*Exercise brief:* All of the material should be reproduced exactly, with pictures left out.

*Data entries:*
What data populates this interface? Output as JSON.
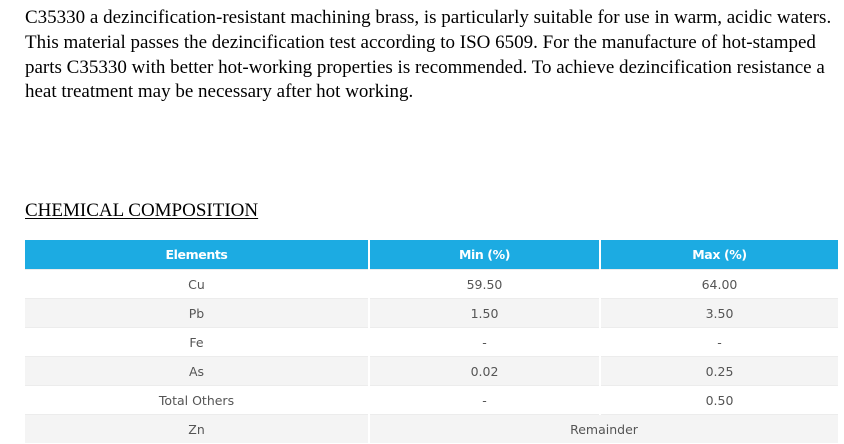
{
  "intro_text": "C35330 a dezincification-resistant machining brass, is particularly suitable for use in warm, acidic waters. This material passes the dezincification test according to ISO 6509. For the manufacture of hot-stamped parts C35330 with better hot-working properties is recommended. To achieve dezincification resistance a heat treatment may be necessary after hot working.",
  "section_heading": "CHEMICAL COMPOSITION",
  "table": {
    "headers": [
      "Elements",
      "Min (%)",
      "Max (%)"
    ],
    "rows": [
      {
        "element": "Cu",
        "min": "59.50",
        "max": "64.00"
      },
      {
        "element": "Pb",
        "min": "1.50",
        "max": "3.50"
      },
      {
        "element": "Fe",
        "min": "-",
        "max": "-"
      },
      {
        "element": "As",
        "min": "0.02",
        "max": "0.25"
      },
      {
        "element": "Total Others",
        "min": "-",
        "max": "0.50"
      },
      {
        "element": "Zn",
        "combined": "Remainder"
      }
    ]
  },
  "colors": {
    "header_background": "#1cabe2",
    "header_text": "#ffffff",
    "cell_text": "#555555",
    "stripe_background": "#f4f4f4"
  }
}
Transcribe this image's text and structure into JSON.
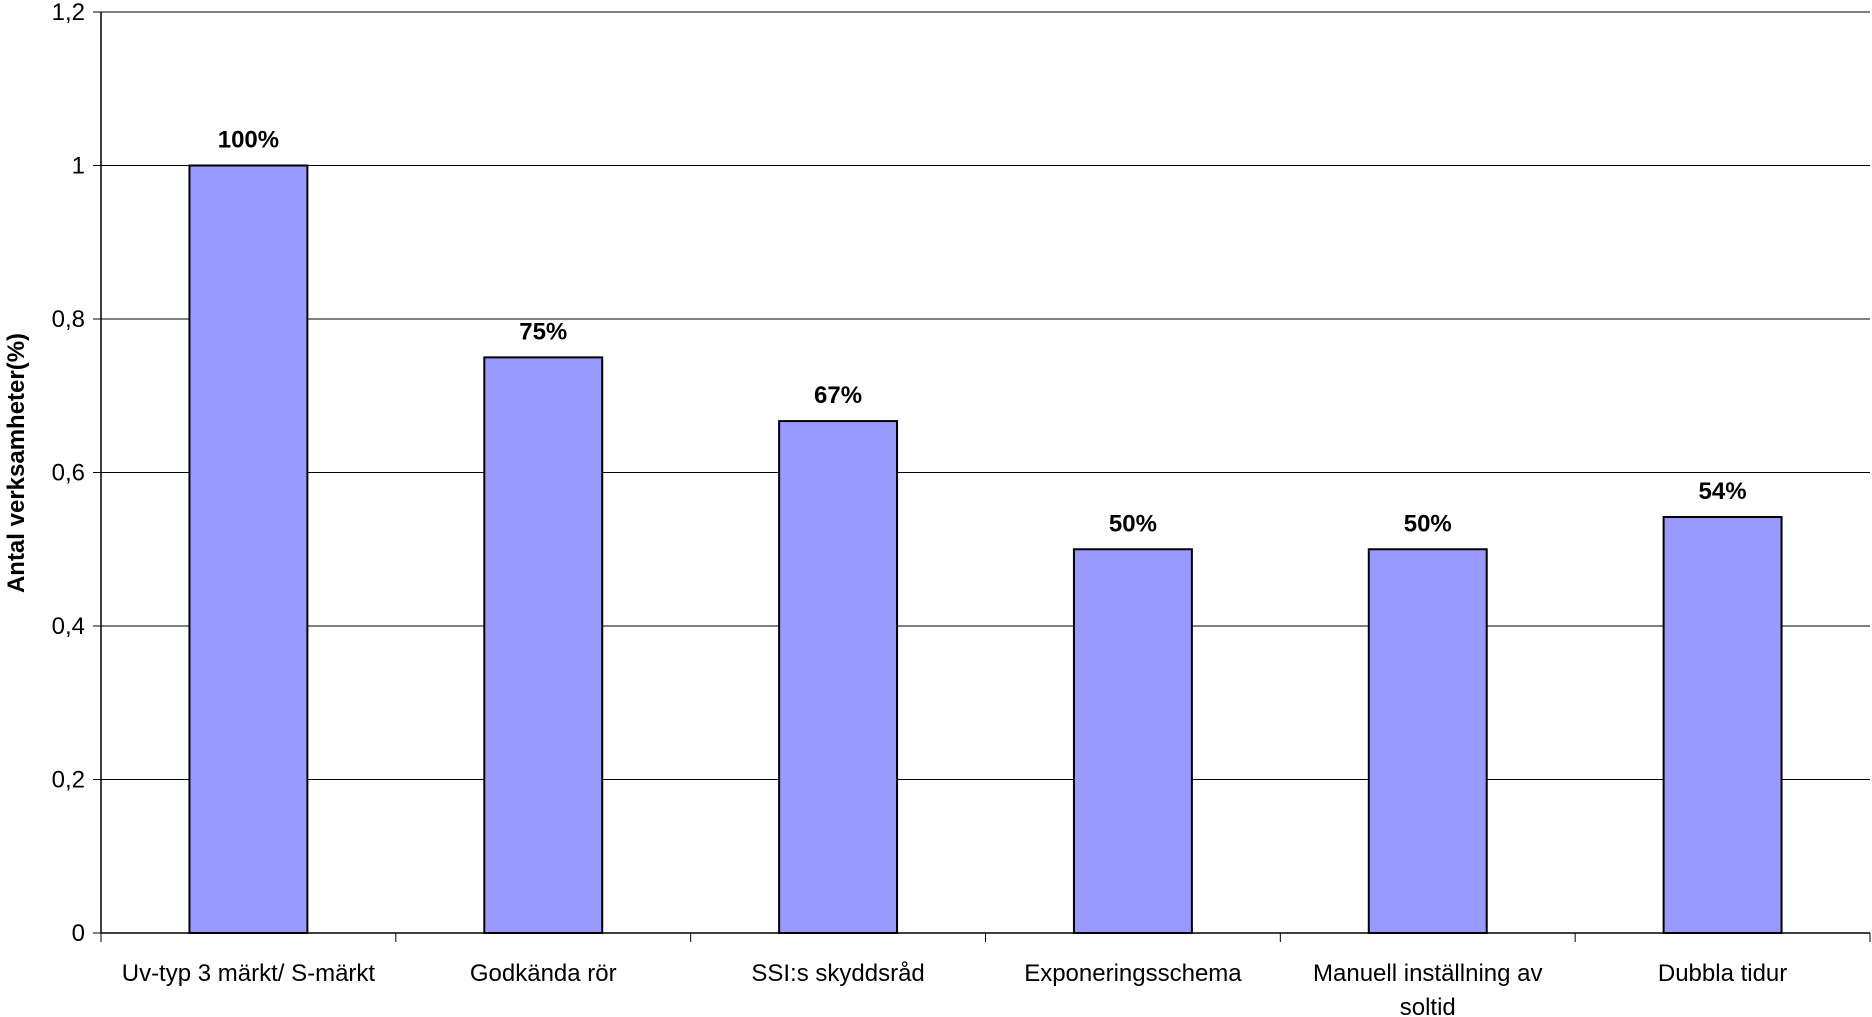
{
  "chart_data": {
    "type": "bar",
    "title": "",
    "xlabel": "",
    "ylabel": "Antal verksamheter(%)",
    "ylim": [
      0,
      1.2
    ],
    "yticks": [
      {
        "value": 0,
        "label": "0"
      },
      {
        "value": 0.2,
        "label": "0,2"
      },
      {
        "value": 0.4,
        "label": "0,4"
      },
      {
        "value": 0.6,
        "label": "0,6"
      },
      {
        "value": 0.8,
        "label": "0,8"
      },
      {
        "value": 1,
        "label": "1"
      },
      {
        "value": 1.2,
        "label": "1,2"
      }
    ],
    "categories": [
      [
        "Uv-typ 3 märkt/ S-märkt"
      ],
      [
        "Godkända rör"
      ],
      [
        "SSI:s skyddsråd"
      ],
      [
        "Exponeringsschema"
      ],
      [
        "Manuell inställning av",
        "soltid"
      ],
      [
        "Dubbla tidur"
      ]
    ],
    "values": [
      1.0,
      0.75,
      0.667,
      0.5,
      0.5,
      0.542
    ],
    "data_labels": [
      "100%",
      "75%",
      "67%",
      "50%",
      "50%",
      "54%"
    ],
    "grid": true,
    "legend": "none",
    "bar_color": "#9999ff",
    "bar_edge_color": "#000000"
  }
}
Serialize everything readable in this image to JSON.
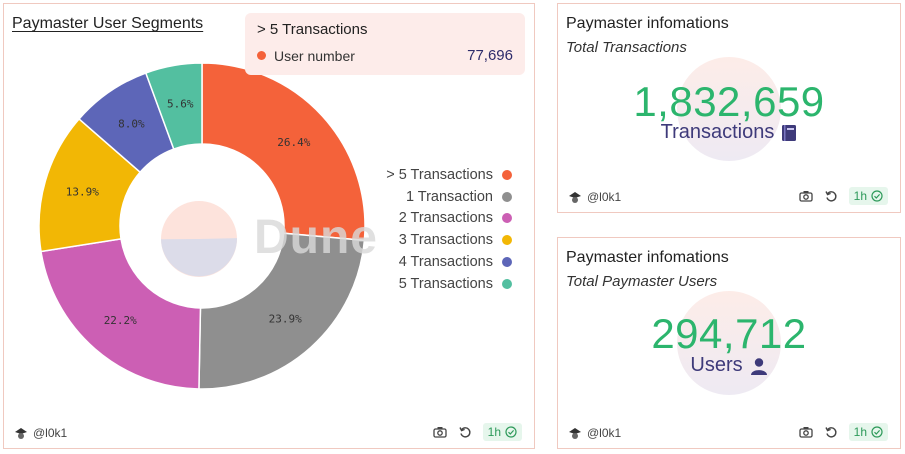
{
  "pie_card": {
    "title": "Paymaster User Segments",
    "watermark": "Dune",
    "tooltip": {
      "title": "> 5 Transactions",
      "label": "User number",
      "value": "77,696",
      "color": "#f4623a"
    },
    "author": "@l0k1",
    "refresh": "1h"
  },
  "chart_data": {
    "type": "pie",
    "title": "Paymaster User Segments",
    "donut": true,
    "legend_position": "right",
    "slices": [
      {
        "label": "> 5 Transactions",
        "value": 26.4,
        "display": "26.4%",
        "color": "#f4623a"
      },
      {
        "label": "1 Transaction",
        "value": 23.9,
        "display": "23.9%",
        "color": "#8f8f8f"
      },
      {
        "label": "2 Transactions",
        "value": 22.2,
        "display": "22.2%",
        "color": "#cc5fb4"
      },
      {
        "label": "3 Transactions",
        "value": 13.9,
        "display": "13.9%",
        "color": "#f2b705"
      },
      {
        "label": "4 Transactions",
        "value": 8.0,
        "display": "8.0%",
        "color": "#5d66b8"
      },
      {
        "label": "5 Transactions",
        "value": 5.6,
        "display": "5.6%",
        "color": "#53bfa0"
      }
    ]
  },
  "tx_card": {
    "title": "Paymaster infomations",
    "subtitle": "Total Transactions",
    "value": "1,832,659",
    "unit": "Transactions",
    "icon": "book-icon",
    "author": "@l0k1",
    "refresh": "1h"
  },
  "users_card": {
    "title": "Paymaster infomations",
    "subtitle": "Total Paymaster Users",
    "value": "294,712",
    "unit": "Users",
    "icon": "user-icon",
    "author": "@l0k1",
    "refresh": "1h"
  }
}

*Solution for this exercise:*
What data populates this interface? Output as JSON.
{
  "intro_text": "C35330 a dezincification-resistant machining brass, is particularly suitable for use in warm, acidic waters. This material passes the dezincification test according to ISO 6509. For the manufacture of hot-stamped parts C35330 with better hot-working properties is recommended. To achieve dezincification resistance a heat treatment may be necessary after hot working.",
  "section_heading": "CHEMICAL COMPOSITION",
  "table": {
    "headers": [
      "Elements",
      "Min (%)",
      "Max (%)"
    ],
    "rows": [
      {
        "element": "Cu",
        "min": "59.50",
        "max": "64.00"
      },
      {
        "element": "Pb",
        "min": "1.50",
        "max": "3.50"
      },
      {
        "element": "Fe",
        "min": "-",
        "max": "-"
      },
      {
        "element": "As",
        "min": "0.02",
        "max": "0.25"
      },
      {
        "element": "Total Others",
        "min": "-",
        "max": "0.50"
      },
      {
        "element": "Zn",
        "combined": "Remainder"
      }
    ]
  },
  "colors": {
    "header_background": "#1cabe2",
    "header_text": "#ffffff",
    "cell_text": "#555555",
    "stripe_background": "#f4f4f4"
  }
}
Transcribe this image's text and structure into JSON.
{
  "chart_data": {
    "type": "bar",
    "title": "",
    "xlabel": "",
    "ylabel": "Antal verksamheter(%)",
    "ylim": [
      0,
      1.2
    ],
    "yticks": [
      {
        "value": 0,
        "label": "0"
      },
      {
        "value": 0.2,
        "label": "0,2"
      },
      {
        "value": 0.4,
        "label": "0,4"
      },
      {
        "value": 0.6,
        "label": "0,6"
      },
      {
        "value": 0.8,
        "label": "0,8"
      },
      {
        "value": 1,
        "label": "1"
      },
      {
        "value": 1.2,
        "label": "1,2"
      }
    ],
    "categories": [
      [
        "Uv-typ 3 märkt/ S-märkt"
      ],
      [
        "Godkända rör"
      ],
      [
        "SSI:s skyddsråd"
      ],
      [
        "Exponeringsschema"
      ],
      [
        "Manuell inställning av",
        "soltid"
      ],
      [
        "Dubbla tidur"
      ]
    ],
    "values": [
      1.0,
      0.75,
      0.667,
      0.5,
      0.5,
      0.542
    ],
    "data_labels": [
      "100%",
      "75%",
      "67%",
      "50%",
      "50%",
      "54%"
    ],
    "grid": true,
    "legend": "none",
    "bar_color": "#9999ff",
    "bar_edge_color": "#000000"
  }
}
Serialize everything readable in this image to JSON.
{
  "pie_card": {
    "title": "Paymaster User Segments",
    "watermark": "Dune",
    "tooltip": {
      "title": "> 5 Transactions",
      "label": "User number",
      "value": "77,696",
      "color": "#f4623a"
    },
    "author": "@l0k1",
    "refresh": "1h"
  },
  "chart_data": {
    "type": "pie",
    "title": "Paymaster User Segments",
    "donut": true,
    "legend_position": "right",
    "slices": [
      {
        "label": "> 5 Transactions",
        "value": 26.4,
        "display": "26.4%",
        "color": "#f4623a"
      },
      {
        "label": "1 Transaction",
        "value": 23.9,
        "display": "23.9%",
        "color": "#8f8f8f"
      },
      {
        "label": "2 Transactions",
        "value": 22.2,
        "display": "22.2%",
        "color": "#cc5fb4"
      },
      {
        "label": "3 Transactions",
        "value": 13.9,
        "display": "13.9%",
        "color": "#f2b705"
      },
      {
        "label": "4 Transactions",
        "value": 8.0,
        "display": "8.0%",
        "color": "#5d66b8"
      },
      {
        "label": "5 Transactions",
        "value": 5.6,
        "display": "5.6%",
        "color": "#53bfa0"
      }
    ]
  },
  "tx_card": {
    "title": "Paymaster infomations",
    "subtitle": "Total Transactions",
    "value": "1,832,659",
    "unit": "Transactions",
    "icon": "book-icon",
    "author": "@l0k1",
    "refresh": "1h"
  },
  "users_card": {
    "title": "Paymaster infomations",
    "subtitle": "Total Paymaster Users",
    "value": "294,712",
    "unit": "Users",
    "icon": "user-icon",
    "author": "@l0k1",
    "refresh": "1h"
  }
}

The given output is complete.